→ Job: Each record below is to be reproduced without any change.

:: Excerpted records ::

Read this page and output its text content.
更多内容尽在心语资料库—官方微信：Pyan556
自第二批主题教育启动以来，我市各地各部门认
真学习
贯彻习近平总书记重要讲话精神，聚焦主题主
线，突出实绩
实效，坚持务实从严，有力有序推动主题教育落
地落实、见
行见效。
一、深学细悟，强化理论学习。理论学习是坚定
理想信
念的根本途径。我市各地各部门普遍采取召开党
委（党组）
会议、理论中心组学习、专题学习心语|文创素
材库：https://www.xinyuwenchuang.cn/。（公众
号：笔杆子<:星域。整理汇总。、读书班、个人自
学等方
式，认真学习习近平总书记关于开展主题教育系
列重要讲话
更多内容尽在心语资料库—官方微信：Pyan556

:::

→ Task solution:
Read this page and output its text content.
更多内容尽在心语资料库—官方微信：Pyan556
自第二批主题教育启动以来，我市各地各部门认
真学习
贯彻习近平总书记重要讲话精神，聚焦主题主
线，突出实绩
实效，坚持务实从严，有力有序推动主题教育落
地落实、见
行见效。
一、深学细悟，强化理论学习。理论学习是坚定
理想信
念的根本途径。我市各地各部门普遍采取召开党
委（党组）
会议、理论中心组学习、专题学习心语|文创素
材库：https://www.xinyuwenchuang.cn/。（公众
号：笔杆子<:星域。整理汇总。、读书班、个人自
学等方
式，认真学习习近平总书记关于开展主题教育系
列重要讲话
更多内容尽在心语资料库—官方微信：Pyan556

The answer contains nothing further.